■ Record set:
------------------------------------

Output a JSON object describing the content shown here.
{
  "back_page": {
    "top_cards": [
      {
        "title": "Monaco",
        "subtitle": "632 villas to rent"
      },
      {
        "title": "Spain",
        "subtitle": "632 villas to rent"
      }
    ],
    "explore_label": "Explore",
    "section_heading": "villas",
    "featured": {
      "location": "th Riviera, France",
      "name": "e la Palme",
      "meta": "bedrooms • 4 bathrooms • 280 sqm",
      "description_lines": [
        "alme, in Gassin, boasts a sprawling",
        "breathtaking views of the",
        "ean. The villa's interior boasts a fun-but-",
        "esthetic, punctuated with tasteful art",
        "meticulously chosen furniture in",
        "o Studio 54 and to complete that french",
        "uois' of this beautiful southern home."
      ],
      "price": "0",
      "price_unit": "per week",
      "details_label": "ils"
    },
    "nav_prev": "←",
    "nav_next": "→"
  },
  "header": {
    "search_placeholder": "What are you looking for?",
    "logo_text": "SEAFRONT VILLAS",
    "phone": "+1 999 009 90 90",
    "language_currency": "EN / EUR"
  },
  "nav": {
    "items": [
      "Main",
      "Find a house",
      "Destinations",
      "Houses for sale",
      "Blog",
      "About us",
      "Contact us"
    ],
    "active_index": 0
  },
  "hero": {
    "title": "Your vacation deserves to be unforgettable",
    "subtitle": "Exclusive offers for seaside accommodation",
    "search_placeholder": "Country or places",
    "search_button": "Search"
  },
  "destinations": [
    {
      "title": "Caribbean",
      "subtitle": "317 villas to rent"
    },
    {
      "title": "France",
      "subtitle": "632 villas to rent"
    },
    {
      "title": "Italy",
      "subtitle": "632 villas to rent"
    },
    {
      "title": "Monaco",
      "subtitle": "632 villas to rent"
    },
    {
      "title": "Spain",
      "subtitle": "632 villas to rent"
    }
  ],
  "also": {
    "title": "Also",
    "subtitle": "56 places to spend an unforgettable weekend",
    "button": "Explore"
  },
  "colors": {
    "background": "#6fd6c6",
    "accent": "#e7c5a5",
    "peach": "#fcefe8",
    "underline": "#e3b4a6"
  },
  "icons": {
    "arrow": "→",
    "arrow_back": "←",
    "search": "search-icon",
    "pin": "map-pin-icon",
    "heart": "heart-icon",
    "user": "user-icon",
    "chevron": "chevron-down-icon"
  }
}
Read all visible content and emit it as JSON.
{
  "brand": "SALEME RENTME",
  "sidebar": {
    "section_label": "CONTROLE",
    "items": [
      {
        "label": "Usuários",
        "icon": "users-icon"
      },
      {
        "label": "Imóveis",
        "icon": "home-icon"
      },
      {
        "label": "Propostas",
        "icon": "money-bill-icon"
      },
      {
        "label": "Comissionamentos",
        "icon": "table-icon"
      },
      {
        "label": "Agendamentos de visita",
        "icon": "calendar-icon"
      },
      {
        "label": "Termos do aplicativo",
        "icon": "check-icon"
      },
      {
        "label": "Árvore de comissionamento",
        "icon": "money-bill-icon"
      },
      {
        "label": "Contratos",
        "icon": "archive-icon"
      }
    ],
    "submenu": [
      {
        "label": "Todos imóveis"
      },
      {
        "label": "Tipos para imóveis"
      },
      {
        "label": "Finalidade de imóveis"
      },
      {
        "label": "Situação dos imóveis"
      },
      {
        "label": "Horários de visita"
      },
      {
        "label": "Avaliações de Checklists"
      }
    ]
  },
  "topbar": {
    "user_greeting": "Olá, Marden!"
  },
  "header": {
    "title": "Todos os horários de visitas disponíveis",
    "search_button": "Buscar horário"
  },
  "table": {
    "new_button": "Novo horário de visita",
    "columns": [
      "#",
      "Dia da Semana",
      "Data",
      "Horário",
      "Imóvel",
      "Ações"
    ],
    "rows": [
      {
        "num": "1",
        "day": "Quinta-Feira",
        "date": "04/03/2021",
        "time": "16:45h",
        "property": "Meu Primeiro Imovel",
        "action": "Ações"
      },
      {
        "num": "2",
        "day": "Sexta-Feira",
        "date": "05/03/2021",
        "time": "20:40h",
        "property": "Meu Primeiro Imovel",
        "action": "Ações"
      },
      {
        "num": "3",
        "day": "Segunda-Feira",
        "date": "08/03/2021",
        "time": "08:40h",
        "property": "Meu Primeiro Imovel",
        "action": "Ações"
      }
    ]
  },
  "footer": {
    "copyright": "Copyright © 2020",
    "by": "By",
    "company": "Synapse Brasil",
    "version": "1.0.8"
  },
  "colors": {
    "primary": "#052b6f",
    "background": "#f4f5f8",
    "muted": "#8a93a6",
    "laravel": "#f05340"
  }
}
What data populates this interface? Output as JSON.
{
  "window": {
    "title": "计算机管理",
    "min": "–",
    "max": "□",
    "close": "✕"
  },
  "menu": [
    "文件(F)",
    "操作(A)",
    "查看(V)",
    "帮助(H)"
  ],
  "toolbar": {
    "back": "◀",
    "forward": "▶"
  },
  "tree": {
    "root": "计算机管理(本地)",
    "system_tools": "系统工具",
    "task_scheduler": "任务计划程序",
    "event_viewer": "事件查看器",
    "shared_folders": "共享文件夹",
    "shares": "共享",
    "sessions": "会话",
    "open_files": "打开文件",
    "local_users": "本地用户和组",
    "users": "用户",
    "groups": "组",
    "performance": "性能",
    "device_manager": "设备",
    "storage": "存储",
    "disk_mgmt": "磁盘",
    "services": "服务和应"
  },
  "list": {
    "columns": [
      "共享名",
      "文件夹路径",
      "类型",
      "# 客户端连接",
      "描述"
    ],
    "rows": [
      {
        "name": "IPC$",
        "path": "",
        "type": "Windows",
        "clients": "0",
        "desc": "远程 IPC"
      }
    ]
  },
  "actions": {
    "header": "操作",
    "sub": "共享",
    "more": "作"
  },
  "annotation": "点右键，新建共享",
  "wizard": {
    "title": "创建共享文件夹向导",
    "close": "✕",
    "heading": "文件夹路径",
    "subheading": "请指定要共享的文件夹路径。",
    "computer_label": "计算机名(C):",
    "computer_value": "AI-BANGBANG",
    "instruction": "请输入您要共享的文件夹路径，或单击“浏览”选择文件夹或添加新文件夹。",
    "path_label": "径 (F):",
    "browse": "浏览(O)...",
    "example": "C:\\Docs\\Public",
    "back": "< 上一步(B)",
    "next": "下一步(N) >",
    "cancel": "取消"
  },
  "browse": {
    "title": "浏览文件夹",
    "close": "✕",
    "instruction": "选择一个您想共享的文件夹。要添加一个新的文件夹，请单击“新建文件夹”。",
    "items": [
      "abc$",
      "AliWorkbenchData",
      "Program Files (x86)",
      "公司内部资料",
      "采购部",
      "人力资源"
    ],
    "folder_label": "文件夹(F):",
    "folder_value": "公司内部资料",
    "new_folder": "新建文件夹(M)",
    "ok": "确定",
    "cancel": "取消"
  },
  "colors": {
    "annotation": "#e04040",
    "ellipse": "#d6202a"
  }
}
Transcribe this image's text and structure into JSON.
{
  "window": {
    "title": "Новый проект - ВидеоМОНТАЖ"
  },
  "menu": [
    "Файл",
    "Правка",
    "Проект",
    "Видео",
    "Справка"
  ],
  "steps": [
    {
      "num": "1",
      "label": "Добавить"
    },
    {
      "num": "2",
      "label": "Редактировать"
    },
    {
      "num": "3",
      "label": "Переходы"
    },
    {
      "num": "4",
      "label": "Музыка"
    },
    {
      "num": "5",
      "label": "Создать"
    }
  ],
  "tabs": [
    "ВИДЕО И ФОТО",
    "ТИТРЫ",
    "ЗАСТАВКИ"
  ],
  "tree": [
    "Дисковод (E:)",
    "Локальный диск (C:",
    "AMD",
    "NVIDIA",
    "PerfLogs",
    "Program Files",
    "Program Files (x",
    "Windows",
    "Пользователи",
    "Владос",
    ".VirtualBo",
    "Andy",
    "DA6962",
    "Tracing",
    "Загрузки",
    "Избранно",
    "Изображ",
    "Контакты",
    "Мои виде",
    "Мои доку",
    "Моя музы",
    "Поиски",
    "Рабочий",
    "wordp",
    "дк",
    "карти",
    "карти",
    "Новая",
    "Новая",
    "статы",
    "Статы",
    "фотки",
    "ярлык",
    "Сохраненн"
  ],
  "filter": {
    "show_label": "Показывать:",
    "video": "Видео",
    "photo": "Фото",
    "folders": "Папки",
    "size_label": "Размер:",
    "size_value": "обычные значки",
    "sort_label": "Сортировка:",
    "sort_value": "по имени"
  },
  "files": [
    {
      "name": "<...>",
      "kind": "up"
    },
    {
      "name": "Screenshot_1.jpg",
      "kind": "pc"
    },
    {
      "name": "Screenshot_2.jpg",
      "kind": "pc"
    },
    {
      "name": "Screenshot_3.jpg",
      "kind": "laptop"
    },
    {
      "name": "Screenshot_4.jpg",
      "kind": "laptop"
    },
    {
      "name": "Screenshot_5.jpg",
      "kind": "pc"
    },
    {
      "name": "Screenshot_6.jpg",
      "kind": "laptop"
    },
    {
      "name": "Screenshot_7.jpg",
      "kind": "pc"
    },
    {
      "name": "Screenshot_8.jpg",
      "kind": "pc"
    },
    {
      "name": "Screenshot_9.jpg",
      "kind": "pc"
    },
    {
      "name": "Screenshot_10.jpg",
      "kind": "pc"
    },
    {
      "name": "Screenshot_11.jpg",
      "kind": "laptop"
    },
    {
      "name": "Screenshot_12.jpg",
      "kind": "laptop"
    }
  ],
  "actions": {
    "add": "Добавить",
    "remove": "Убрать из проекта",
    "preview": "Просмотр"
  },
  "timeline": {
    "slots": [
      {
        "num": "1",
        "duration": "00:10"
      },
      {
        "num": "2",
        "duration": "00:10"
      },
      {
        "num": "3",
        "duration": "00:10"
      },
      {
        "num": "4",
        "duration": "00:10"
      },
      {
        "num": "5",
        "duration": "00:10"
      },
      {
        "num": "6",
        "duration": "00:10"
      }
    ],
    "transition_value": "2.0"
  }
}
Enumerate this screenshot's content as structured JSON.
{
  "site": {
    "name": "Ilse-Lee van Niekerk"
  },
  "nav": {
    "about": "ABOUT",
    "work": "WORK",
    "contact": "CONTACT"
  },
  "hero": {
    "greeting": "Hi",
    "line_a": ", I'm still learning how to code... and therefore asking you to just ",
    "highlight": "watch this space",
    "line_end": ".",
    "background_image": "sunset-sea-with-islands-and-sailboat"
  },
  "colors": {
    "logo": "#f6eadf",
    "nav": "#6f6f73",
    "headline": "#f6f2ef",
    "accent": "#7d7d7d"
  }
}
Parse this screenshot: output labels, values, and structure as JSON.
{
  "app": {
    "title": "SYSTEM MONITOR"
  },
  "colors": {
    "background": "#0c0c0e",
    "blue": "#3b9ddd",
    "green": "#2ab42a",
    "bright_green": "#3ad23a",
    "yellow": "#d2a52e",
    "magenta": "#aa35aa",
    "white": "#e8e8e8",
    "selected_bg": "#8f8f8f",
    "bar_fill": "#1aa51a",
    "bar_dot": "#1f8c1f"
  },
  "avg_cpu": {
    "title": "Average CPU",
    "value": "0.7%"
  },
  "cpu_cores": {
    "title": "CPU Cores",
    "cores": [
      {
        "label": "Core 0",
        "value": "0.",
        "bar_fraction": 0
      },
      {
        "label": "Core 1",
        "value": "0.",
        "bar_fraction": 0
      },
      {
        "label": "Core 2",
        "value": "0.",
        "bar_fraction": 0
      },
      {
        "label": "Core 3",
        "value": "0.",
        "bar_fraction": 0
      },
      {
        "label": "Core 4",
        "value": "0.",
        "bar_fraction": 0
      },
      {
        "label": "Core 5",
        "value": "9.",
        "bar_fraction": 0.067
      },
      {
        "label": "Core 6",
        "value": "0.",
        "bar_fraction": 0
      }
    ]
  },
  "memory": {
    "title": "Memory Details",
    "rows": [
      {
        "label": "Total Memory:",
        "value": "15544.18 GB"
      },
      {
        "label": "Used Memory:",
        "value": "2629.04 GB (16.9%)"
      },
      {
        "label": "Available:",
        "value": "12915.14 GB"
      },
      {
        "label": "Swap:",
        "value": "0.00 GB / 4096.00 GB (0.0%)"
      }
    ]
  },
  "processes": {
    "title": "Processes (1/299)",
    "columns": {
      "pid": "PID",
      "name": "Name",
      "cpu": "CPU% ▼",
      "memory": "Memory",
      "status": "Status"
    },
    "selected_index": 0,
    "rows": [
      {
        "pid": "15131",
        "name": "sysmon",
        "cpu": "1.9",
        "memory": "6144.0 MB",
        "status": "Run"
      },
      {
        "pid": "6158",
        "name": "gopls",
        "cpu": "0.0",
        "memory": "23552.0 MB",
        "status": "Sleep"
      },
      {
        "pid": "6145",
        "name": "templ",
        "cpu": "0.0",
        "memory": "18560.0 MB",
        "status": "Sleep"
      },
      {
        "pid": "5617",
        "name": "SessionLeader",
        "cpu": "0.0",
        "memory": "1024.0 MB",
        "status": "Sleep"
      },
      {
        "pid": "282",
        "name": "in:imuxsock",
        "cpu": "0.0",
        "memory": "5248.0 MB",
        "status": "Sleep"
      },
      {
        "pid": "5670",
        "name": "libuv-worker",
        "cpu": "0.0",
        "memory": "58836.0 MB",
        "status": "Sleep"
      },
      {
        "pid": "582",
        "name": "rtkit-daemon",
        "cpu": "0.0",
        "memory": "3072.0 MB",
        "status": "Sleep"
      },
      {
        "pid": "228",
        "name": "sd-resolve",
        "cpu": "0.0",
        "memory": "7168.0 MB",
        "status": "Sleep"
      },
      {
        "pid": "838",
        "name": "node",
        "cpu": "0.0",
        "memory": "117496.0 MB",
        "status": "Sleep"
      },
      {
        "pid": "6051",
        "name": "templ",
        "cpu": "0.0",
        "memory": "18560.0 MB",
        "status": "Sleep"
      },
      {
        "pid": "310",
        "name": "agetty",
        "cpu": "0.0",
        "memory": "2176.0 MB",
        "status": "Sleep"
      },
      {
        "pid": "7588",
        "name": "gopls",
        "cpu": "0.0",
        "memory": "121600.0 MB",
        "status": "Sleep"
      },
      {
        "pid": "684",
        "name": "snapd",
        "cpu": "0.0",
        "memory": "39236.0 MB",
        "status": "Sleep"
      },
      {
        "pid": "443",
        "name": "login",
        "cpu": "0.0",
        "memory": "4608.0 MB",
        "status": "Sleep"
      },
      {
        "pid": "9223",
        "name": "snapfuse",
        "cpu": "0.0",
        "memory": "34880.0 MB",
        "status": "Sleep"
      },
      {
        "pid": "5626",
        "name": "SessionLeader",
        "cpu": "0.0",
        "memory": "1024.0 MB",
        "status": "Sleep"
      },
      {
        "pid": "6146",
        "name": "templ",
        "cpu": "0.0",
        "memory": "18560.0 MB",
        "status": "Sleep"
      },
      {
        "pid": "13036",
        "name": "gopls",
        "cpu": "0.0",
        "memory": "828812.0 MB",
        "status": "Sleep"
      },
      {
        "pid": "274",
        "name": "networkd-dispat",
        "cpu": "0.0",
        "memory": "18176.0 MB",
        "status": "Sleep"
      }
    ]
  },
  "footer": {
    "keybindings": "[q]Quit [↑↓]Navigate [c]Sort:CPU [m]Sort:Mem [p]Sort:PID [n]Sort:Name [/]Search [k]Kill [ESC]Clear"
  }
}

------------------------------------

■ Problem:
Collect every line from the records above that contains the word "Explore".

■ The reply:
    "explore_label": "Explore",
    "button": "Explore"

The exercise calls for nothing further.